Pictures appear in the records below; write out everything else exactly.

═════ Source material ═════

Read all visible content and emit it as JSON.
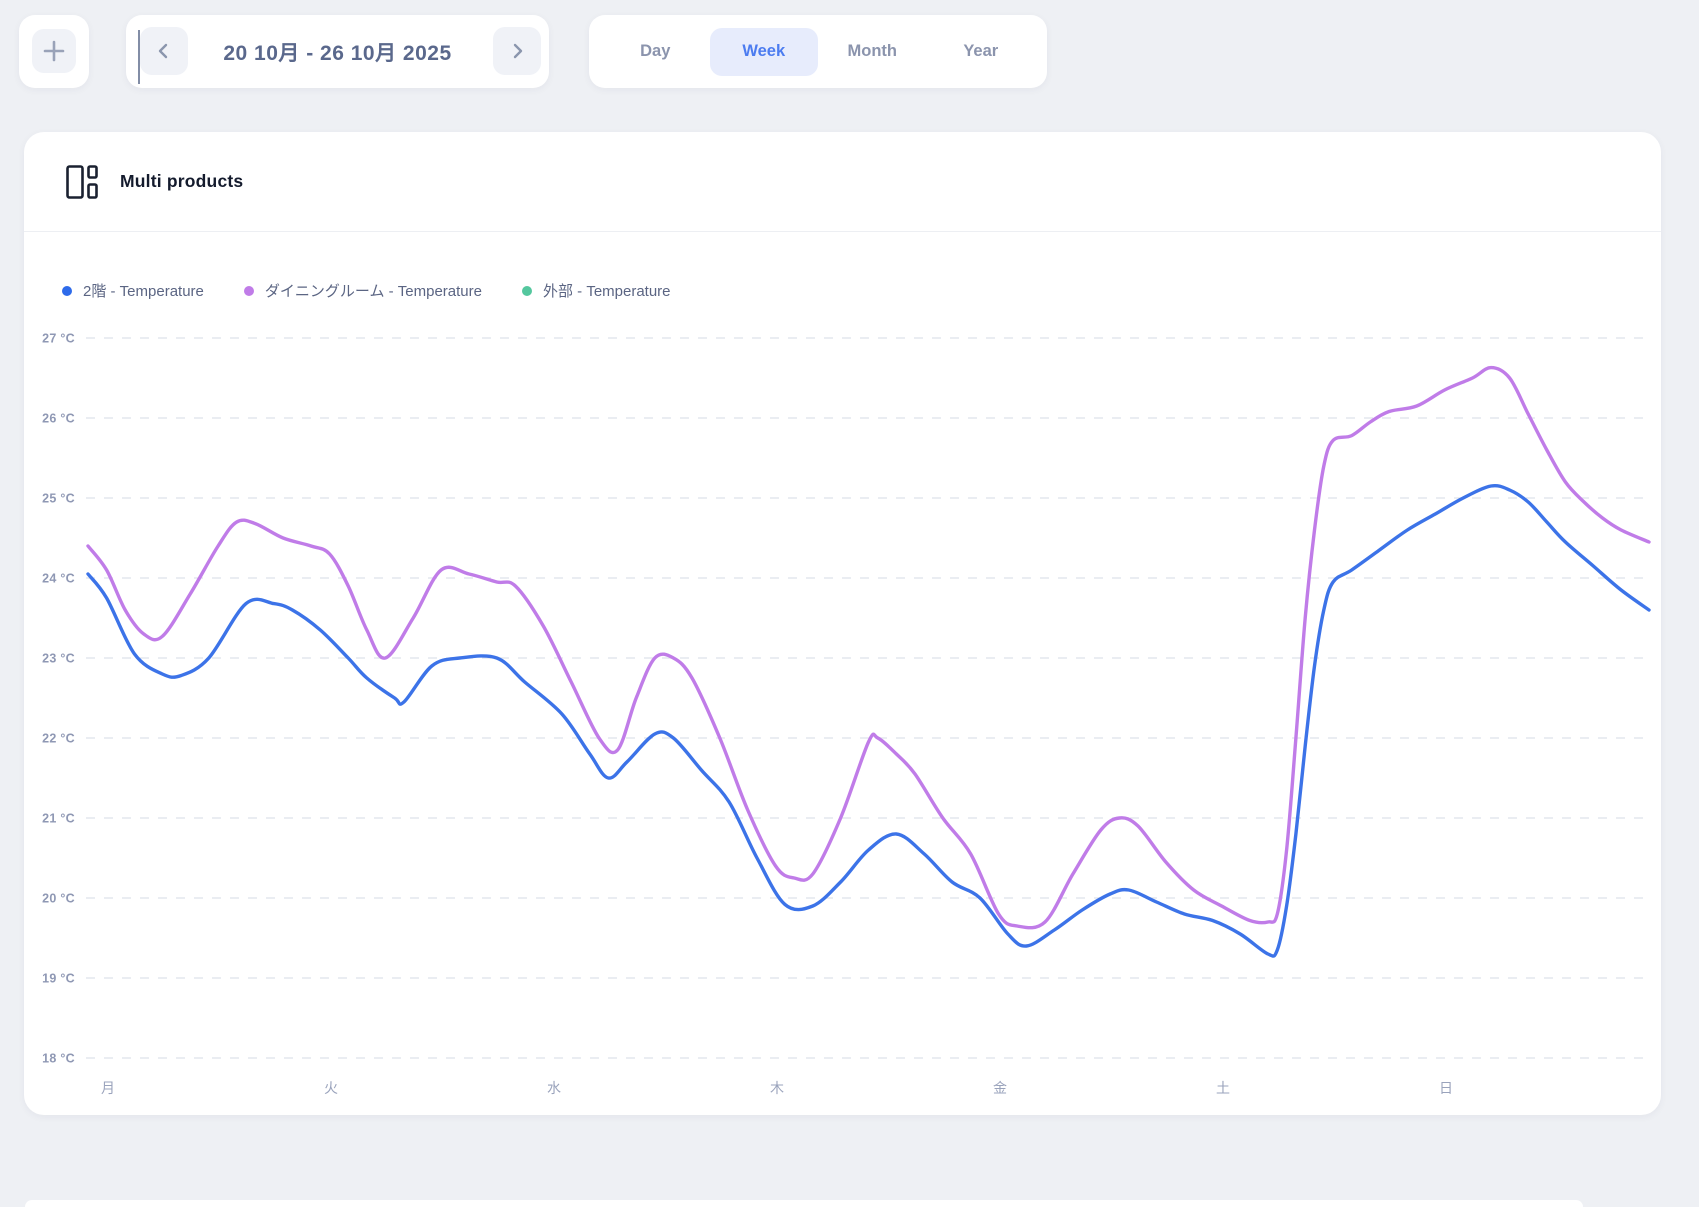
{
  "topbar": {
    "add_button_label": "+",
    "date_range": "20 10月 - 26 10月 2025",
    "prev_icon": "chevron-left",
    "next_icon": "chevron-right",
    "view_tabs": [
      {
        "label": "Day",
        "selected": false
      },
      {
        "label": "Week",
        "selected": true
      },
      {
        "label": "Month",
        "selected": false
      },
      {
        "label": "Year",
        "selected": false
      }
    ]
  },
  "card": {
    "title": "Multi products",
    "title_icon": "multi-products-layout-icon"
  },
  "legend": [
    {
      "label": "2階 - Temperature",
      "color": "#2e6bea"
    },
    {
      "label": "ダイニングルーム - Temperature",
      "color": "#c07ce8"
    },
    {
      "label": "外部 - Temperature",
      "color": "#54c79e"
    }
  ],
  "chart_data": {
    "type": "line",
    "title": "Multi products",
    "unit": "°C",
    "ylim": [
      18,
      27
    ],
    "y_ticks": [
      "27 °C",
      "26 °C",
      "25 °C",
      "24 °C",
      "23 °C",
      "22 °C",
      "21 °C",
      "20 °C",
      "19 °C",
      "18 °C"
    ],
    "x_categories": [
      "月",
      "火",
      "水",
      "木",
      "金",
      "土",
      "日"
    ],
    "x_unit": "hours (0-168, Mon-Sun)",
    "grid": "dashed-horizontal",
    "legend_position": "top-left",
    "series": [
      {
        "name": "2階 - Temperature",
        "color": "#3c73e8",
        "points": [
          [
            0,
            24.05
          ],
          [
            2,
            23.75
          ],
          [
            5,
            23.05
          ],
          [
            8,
            22.8
          ],
          [
            10,
            22.78
          ],
          [
            13,
            23.0
          ],
          [
            17,
            23.68
          ],
          [
            20,
            23.68
          ],
          [
            22,
            23.6
          ],
          [
            25,
            23.35
          ],
          [
            28,
            23.0
          ],
          [
            30,
            22.75
          ],
          [
            33,
            22.5
          ],
          [
            34,
            22.45
          ],
          [
            37,
            22.9
          ],
          [
            40,
            23.0
          ],
          [
            44,
            23.0
          ],
          [
            47,
            22.7
          ],
          [
            51,
            22.3
          ],
          [
            54,
            21.8
          ],
          [
            56,
            21.5
          ],
          [
            58,
            21.7
          ],
          [
            61,
            22.05
          ],
          [
            63,
            22.0
          ],
          [
            66,
            21.6
          ],
          [
            69,
            21.2
          ],
          [
            72,
            20.5
          ],
          [
            75,
            19.92
          ],
          [
            78,
            19.9
          ],
          [
            81,
            20.2
          ],
          [
            84,
            20.6
          ],
          [
            87,
            20.8
          ],
          [
            90,
            20.55
          ],
          [
            93,
            20.2
          ],
          [
            96,
            20.0
          ],
          [
            99,
            19.55
          ],
          [
            101,
            19.4
          ],
          [
            104,
            19.6
          ],
          [
            107,
            19.85
          ],
          [
            110,
            20.05
          ],
          [
            112,
            20.1
          ],
          [
            115,
            19.95
          ],
          [
            118,
            19.8
          ],
          [
            121,
            19.72
          ],
          [
            124,
            19.55
          ],
          [
            127,
            19.3
          ],
          [
            128,
            19.35
          ],
          [
            129,
            19.9
          ],
          [
            130,
            20.8
          ],
          [
            131,
            21.9
          ],
          [
            132,
            22.9
          ],
          [
            133,
            23.6
          ],
          [
            134,
            23.95
          ],
          [
            136,
            24.1
          ],
          [
            139,
            24.35
          ],
          [
            142,
            24.6
          ],
          [
            145,
            24.8
          ],
          [
            148,
            25.0
          ],
          [
            151,
            25.15
          ],
          [
            153,
            25.1
          ],
          [
            155,
            24.95
          ],
          [
            157,
            24.7
          ],
          [
            159,
            24.45
          ],
          [
            162,
            24.15
          ],
          [
            165,
            23.85
          ],
          [
            168,
            23.6
          ]
        ]
      },
      {
        "name": "ダイニングルーム - Temperature",
        "color": "#c07ce8",
        "points": [
          [
            0,
            24.4
          ],
          [
            2,
            24.1
          ],
          [
            4,
            23.6
          ],
          [
            6,
            23.3
          ],
          [
            8,
            23.27
          ],
          [
            11,
            23.8
          ],
          [
            14,
            24.4
          ],
          [
            16,
            24.7
          ],
          [
            18,
            24.68
          ],
          [
            21,
            24.5
          ],
          [
            24,
            24.4
          ],
          [
            26,
            24.3
          ],
          [
            28,
            23.9
          ],
          [
            30,
            23.35
          ],
          [
            32,
            23.0
          ],
          [
            35,
            23.5
          ],
          [
            38,
            24.1
          ],
          [
            41,
            24.05
          ],
          [
            44,
            23.95
          ],
          [
            46,
            23.9
          ],
          [
            49,
            23.4
          ],
          [
            52,
            22.7
          ],
          [
            55,
            22.0
          ],
          [
            57,
            21.85
          ],
          [
            59,
            22.5
          ],
          [
            61,
            23.0
          ],
          [
            63,
            23.0
          ],
          [
            65,
            22.75
          ],
          [
            68,
            22.0
          ],
          [
            71,
            21.1
          ],
          [
            74,
            20.4
          ],
          [
            76,
            20.25
          ],
          [
            78,
            20.3
          ],
          [
            81,
            21.0
          ],
          [
            84,
            21.95
          ],
          [
            85,
            22.0
          ],
          [
            87,
            21.8
          ],
          [
            89,
            21.55
          ],
          [
            92,
            21.0
          ],
          [
            95,
            20.55
          ],
          [
            98,
            19.8
          ],
          [
            100,
            19.65
          ],
          [
            103,
            19.7
          ],
          [
            106,
            20.3
          ],
          [
            109,
            20.85
          ],
          [
            111,
            21.0
          ],
          [
            113,
            20.9
          ],
          [
            116,
            20.45
          ],
          [
            119,
            20.1
          ],
          [
            122,
            19.9
          ],
          [
            125,
            19.72
          ],
          [
            127,
            19.7
          ],
          [
            128,
            19.8
          ],
          [
            129,
            20.6
          ],
          [
            130,
            22.0
          ],
          [
            131,
            23.5
          ],
          [
            132,
            24.6
          ],
          [
            133,
            25.4
          ],
          [
            134,
            25.72
          ],
          [
            136,
            25.78
          ],
          [
            138,
            25.95
          ],
          [
            140,
            26.08
          ],
          [
            143,
            26.15
          ],
          [
            146,
            26.35
          ],
          [
            149,
            26.5
          ],
          [
            151,
            26.63
          ],
          [
            153,
            26.5
          ],
          [
            155,
            26.05
          ],
          [
            157,
            25.6
          ],
          [
            159,
            25.2
          ],
          [
            161,
            24.95
          ],
          [
            163,
            24.75
          ],
          [
            165,
            24.6
          ],
          [
            168,
            24.45
          ]
        ]
      },
      {
        "name": "外部 - Temperature",
        "color": "#54c79e",
        "points": []
      }
    ]
  }
}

═════

> Solution to this exercise
Read all visible content and emit it as JSON.
{
  "topbar": {
    "add_button_label": "+",
    "date_range": "20 10月 - 26 10月 2025",
    "prev_icon": "chevron-left",
    "next_icon": "chevron-right",
    "view_tabs": [
      {
        "label": "Day",
        "selected": false
      },
      {
        "label": "Week",
        "selected": true
      },
      {
        "label": "Month",
        "selected": false
      },
      {
        "label": "Year",
        "selected": false
      }
    ]
  },
  "card": {
    "title": "Multi products",
    "title_icon": "multi-products-layout-icon"
  },
  "legend": [
    {
      "label": "2階 - Temperature",
      "color": "#2e6bea"
    },
    {
      "label": "ダイニングルーム - Temperature",
      "color": "#c07ce8"
    },
    {
      "label": "外部 - Temperature",
      "color": "#54c79e"
    }
  ],
  "chart_data": {
    "type": "line",
    "title": "Multi products",
    "unit": "°C",
    "ylim": [
      18,
      27
    ],
    "y_ticks": [
      "27 °C",
      "26 °C",
      "25 °C",
      "24 °C",
      "23 °C",
      "22 °C",
      "21 °C",
      "20 °C",
      "19 °C",
      "18 °C"
    ],
    "x_categories": [
      "月",
      "火",
      "水",
      "木",
      "金",
      "土",
      "日"
    ],
    "x_unit": "hours (0-168, Mon-Sun)",
    "grid": "dashed-horizontal",
    "legend_position": "top-left",
    "series": [
      {
        "name": "2階 - Temperature",
        "color": "#3c73e8",
        "points": [
          [
            0,
            24.05
          ],
          [
            2,
            23.75
          ],
          [
            5,
            23.05
          ],
          [
            8,
            22.8
          ],
          [
            10,
            22.78
          ],
          [
            13,
            23.0
          ],
          [
            17,
            23.68
          ],
          [
            20,
            23.68
          ],
          [
            22,
            23.6
          ],
          [
            25,
            23.35
          ],
          [
            28,
            23.0
          ],
          [
            30,
            22.75
          ],
          [
            33,
            22.5
          ],
          [
            34,
            22.45
          ],
          [
            37,
            22.9
          ],
          [
            40,
            23.0
          ],
          [
            44,
            23.0
          ],
          [
            47,
            22.7
          ],
          [
            51,
            22.3
          ],
          [
            54,
            21.8
          ],
          [
            56,
            21.5
          ],
          [
            58,
            21.7
          ],
          [
            61,
            22.05
          ],
          [
            63,
            22.0
          ],
          [
            66,
            21.6
          ],
          [
            69,
            21.2
          ],
          [
            72,
            20.5
          ],
          [
            75,
            19.92
          ],
          [
            78,
            19.9
          ],
          [
            81,
            20.2
          ],
          [
            84,
            20.6
          ],
          [
            87,
            20.8
          ],
          [
            90,
            20.55
          ],
          [
            93,
            20.2
          ],
          [
            96,
            20.0
          ],
          [
            99,
            19.55
          ],
          [
            101,
            19.4
          ],
          [
            104,
            19.6
          ],
          [
            107,
            19.85
          ],
          [
            110,
            20.05
          ],
          [
            112,
            20.1
          ],
          [
            115,
            19.95
          ],
          [
            118,
            19.8
          ],
          [
            121,
            19.72
          ],
          [
            124,
            19.55
          ],
          [
            127,
            19.3
          ],
          [
            128,
            19.35
          ],
          [
            129,
            19.9
          ],
          [
            130,
            20.8
          ],
          [
            131,
            21.9
          ],
          [
            132,
            22.9
          ],
          [
            133,
            23.6
          ],
          [
            134,
            23.95
          ],
          [
            136,
            24.1
          ],
          [
            139,
            24.35
          ],
          [
            142,
            24.6
          ],
          [
            145,
            24.8
          ],
          [
            148,
            25.0
          ],
          [
            151,
            25.15
          ],
          [
            153,
            25.1
          ],
          [
            155,
            24.95
          ],
          [
            157,
            24.7
          ],
          [
            159,
            24.45
          ],
          [
            162,
            24.15
          ],
          [
            165,
            23.85
          ],
          [
            168,
            23.6
          ]
        ]
      },
      {
        "name": "ダイニングルーム - Temperature",
        "color": "#c07ce8",
        "points": [
          [
            0,
            24.4
          ],
          [
            2,
            24.1
          ],
          [
            4,
            23.6
          ],
          [
            6,
            23.3
          ],
          [
            8,
            23.27
          ],
          [
            11,
            23.8
          ],
          [
            14,
            24.4
          ],
          [
            16,
            24.7
          ],
          [
            18,
            24.68
          ],
          [
            21,
            24.5
          ],
          [
            24,
            24.4
          ],
          [
            26,
            24.3
          ],
          [
            28,
            23.9
          ],
          [
            30,
            23.35
          ],
          [
            32,
            23.0
          ],
          [
            35,
            23.5
          ],
          [
            38,
            24.1
          ],
          [
            41,
            24.05
          ],
          [
            44,
            23.95
          ],
          [
            46,
            23.9
          ],
          [
            49,
            23.4
          ],
          [
            52,
            22.7
          ],
          [
            55,
            22.0
          ],
          [
            57,
            21.85
          ],
          [
            59,
            22.5
          ],
          [
            61,
            23.0
          ],
          [
            63,
            23.0
          ],
          [
            65,
            22.75
          ],
          [
            68,
            22.0
          ],
          [
            71,
            21.1
          ],
          [
            74,
            20.4
          ],
          [
            76,
            20.25
          ],
          [
            78,
            20.3
          ],
          [
            81,
            21.0
          ],
          [
            84,
            21.95
          ],
          [
            85,
            22.0
          ],
          [
            87,
            21.8
          ],
          [
            89,
            21.55
          ],
          [
            92,
            21.0
          ],
          [
            95,
            20.55
          ],
          [
            98,
            19.8
          ],
          [
            100,
            19.65
          ],
          [
            103,
            19.7
          ],
          [
            106,
            20.3
          ],
          [
            109,
            20.85
          ],
          [
            111,
            21.0
          ],
          [
            113,
            20.9
          ],
          [
            116,
            20.45
          ],
          [
            119,
            20.1
          ],
          [
            122,
            19.9
          ],
          [
            125,
            19.72
          ],
          [
            127,
            19.7
          ],
          [
            128,
            19.8
          ],
          [
            129,
            20.6
          ],
          [
            130,
            22.0
          ],
          [
            131,
            23.5
          ],
          [
            132,
            24.6
          ],
          [
            133,
            25.4
          ],
          [
            134,
            25.72
          ],
          [
            136,
            25.78
          ],
          [
            138,
            25.95
          ],
          [
            140,
            26.08
          ],
          [
            143,
            26.15
          ],
          [
            146,
            26.35
          ],
          [
            149,
            26.5
          ],
          [
            151,
            26.63
          ],
          [
            153,
            26.5
          ],
          [
            155,
            26.05
          ],
          [
            157,
            25.6
          ],
          [
            159,
            25.2
          ],
          [
            161,
            24.95
          ],
          [
            163,
            24.75
          ],
          [
            165,
            24.6
          ],
          [
            168,
            24.45
          ]
        ]
      },
      {
        "name": "外部 - Temperature",
        "color": "#54c79e",
        "points": []
      }
    ]
  }
}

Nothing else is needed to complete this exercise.